* Records shown
*-*-*
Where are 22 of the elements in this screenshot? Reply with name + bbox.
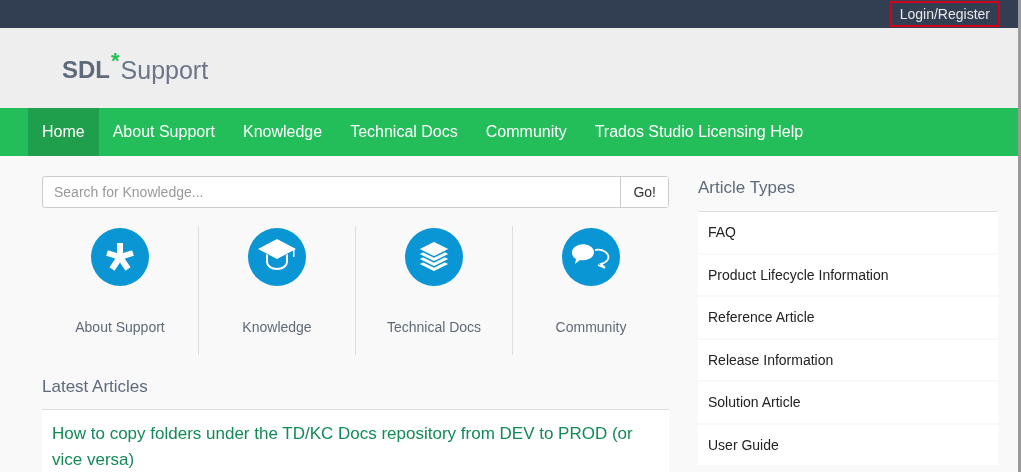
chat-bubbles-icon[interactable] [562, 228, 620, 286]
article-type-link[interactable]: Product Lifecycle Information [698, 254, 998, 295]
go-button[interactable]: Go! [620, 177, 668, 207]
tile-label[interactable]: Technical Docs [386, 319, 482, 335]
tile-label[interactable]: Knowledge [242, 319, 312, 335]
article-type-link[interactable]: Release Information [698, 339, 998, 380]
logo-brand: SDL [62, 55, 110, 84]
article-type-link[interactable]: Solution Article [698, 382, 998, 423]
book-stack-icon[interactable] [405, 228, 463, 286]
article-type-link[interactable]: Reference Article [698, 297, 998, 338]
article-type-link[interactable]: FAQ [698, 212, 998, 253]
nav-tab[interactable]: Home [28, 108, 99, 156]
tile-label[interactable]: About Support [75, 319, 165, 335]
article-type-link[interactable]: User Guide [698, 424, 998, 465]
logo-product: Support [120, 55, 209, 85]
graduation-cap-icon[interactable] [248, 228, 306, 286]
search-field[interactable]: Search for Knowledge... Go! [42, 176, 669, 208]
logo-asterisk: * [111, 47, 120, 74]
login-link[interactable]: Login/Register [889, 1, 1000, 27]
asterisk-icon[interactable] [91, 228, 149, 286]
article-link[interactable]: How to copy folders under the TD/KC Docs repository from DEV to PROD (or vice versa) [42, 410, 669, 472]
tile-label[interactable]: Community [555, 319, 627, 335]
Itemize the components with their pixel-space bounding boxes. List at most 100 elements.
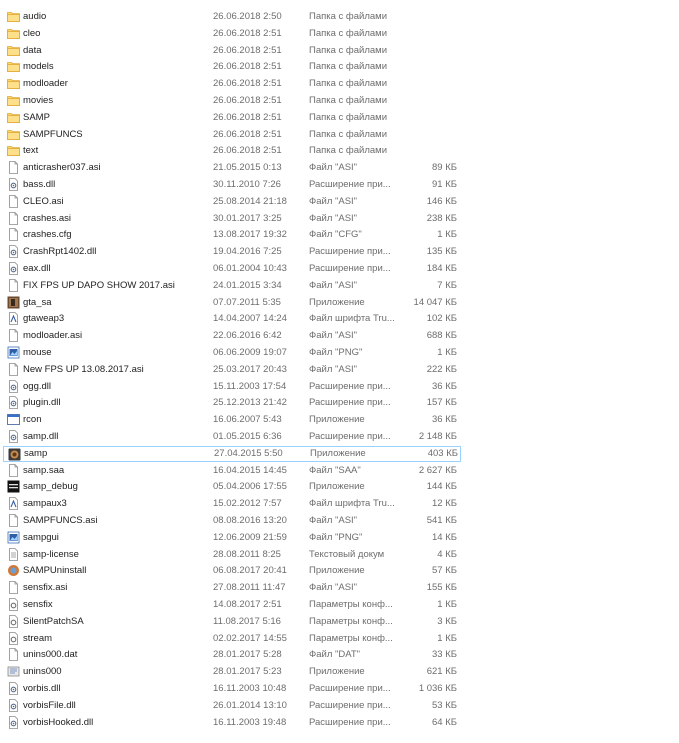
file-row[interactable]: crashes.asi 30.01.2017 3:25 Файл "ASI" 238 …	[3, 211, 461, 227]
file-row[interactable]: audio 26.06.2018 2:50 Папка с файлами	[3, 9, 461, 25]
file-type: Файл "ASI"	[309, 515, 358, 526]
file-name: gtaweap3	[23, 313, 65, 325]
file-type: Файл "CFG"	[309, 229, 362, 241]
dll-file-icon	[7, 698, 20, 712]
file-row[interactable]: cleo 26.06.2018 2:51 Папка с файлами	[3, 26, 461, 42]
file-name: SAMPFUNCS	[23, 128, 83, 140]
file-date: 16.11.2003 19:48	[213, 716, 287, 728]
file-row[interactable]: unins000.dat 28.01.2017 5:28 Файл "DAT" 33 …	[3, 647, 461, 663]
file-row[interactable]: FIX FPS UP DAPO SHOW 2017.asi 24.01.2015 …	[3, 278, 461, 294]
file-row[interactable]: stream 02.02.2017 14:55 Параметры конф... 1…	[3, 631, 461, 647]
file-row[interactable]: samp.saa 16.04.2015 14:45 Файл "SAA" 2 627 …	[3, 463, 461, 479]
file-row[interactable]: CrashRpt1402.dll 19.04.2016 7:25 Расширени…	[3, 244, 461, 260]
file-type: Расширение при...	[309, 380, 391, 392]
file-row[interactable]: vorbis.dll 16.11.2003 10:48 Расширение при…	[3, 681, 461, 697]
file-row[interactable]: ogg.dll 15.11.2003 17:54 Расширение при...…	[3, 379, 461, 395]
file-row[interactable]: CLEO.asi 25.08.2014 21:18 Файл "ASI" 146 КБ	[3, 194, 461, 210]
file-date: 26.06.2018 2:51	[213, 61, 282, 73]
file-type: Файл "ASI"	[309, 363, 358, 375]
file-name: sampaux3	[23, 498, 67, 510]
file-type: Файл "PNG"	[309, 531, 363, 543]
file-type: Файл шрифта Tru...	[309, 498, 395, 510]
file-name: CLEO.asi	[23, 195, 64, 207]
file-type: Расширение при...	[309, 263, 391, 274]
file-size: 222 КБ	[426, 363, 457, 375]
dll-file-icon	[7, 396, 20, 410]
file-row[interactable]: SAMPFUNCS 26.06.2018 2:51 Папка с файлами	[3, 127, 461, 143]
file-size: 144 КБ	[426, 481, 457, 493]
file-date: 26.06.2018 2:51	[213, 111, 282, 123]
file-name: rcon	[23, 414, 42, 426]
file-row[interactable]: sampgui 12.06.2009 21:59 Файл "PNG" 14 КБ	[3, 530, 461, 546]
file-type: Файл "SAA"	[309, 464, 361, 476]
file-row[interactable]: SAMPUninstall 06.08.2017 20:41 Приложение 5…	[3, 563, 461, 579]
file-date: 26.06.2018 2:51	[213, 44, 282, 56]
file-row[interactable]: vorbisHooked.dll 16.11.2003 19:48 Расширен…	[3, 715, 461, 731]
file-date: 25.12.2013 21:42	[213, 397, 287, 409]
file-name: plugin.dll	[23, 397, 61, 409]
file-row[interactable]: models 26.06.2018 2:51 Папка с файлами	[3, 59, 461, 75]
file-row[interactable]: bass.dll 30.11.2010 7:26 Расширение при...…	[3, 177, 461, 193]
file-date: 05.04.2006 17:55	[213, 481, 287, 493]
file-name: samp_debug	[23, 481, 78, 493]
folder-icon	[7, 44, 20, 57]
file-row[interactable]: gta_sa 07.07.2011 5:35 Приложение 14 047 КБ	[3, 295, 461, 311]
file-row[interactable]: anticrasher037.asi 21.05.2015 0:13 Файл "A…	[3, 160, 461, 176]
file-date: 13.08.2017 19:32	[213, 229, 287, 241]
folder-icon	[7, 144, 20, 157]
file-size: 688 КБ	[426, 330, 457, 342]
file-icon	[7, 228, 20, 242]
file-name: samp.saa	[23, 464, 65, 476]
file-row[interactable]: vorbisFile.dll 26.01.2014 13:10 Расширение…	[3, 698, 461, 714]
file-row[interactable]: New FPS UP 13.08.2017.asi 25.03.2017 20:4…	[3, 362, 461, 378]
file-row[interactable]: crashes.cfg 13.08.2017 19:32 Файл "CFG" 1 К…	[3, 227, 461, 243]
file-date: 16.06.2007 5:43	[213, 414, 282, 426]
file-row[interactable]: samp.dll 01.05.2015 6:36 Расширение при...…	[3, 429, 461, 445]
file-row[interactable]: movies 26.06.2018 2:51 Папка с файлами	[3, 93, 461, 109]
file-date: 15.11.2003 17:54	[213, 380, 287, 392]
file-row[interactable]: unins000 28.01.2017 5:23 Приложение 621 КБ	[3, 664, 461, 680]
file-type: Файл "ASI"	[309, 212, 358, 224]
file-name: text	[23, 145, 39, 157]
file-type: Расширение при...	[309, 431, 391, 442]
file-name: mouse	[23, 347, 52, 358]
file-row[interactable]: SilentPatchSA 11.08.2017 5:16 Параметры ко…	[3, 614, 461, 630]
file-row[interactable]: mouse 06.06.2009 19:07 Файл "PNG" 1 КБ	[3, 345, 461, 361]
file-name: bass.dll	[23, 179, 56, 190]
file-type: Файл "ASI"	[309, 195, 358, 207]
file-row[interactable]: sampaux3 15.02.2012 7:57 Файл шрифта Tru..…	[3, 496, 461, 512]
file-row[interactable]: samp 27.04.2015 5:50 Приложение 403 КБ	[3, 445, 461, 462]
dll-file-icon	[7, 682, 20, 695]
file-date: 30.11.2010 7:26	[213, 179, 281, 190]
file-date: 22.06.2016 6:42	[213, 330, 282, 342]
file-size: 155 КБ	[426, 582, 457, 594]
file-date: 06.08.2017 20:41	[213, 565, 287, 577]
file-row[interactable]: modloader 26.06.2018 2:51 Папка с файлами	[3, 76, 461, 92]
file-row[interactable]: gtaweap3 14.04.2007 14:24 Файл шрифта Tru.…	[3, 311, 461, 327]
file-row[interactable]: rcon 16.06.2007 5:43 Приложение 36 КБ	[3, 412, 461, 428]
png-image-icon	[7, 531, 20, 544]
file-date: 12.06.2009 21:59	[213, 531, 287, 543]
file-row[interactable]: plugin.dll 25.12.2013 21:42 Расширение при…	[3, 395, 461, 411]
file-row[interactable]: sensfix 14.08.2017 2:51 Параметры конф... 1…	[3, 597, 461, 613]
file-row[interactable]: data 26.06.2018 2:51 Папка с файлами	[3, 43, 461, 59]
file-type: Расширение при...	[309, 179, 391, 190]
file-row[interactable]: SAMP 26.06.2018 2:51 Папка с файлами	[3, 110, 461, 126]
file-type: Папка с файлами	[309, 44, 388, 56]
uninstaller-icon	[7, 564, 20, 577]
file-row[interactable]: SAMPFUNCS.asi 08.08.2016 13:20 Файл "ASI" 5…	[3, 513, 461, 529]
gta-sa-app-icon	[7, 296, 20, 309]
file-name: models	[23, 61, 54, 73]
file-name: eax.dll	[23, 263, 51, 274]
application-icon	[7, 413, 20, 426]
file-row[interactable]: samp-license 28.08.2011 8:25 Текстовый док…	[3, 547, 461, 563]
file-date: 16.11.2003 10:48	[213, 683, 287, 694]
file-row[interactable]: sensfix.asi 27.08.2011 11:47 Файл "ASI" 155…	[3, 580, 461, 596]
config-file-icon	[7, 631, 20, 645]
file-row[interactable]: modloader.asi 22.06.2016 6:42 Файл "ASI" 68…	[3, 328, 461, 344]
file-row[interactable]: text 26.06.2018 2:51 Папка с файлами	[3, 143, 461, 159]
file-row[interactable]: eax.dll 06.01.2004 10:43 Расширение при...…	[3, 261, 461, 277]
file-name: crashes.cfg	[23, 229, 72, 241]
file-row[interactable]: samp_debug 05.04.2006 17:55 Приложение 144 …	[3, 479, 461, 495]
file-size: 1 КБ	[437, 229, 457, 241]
*-*-*
* Request
Write out, character for character, the lines starting at the one containing "chat-bubbles-icon[interactable] [562, 228, 620, 286]" and ending at the one containing "article-type-link[interactable]: Release Information", including both of those lines.

* Solution for this exercise
chat-bubbles-icon[interactable] [562, 228, 620, 286]
article-type-link[interactable]: Product Lifecycle Information [698, 254, 998, 295]
go-button[interactable]: Go! [620, 177, 668, 207]
tile-label[interactable]: Technical Docs [386, 319, 482, 335]
tile-label[interactable]: Knowledge [242, 319, 312, 335]
article-type-link[interactable]: Release Information [698, 339, 998, 380]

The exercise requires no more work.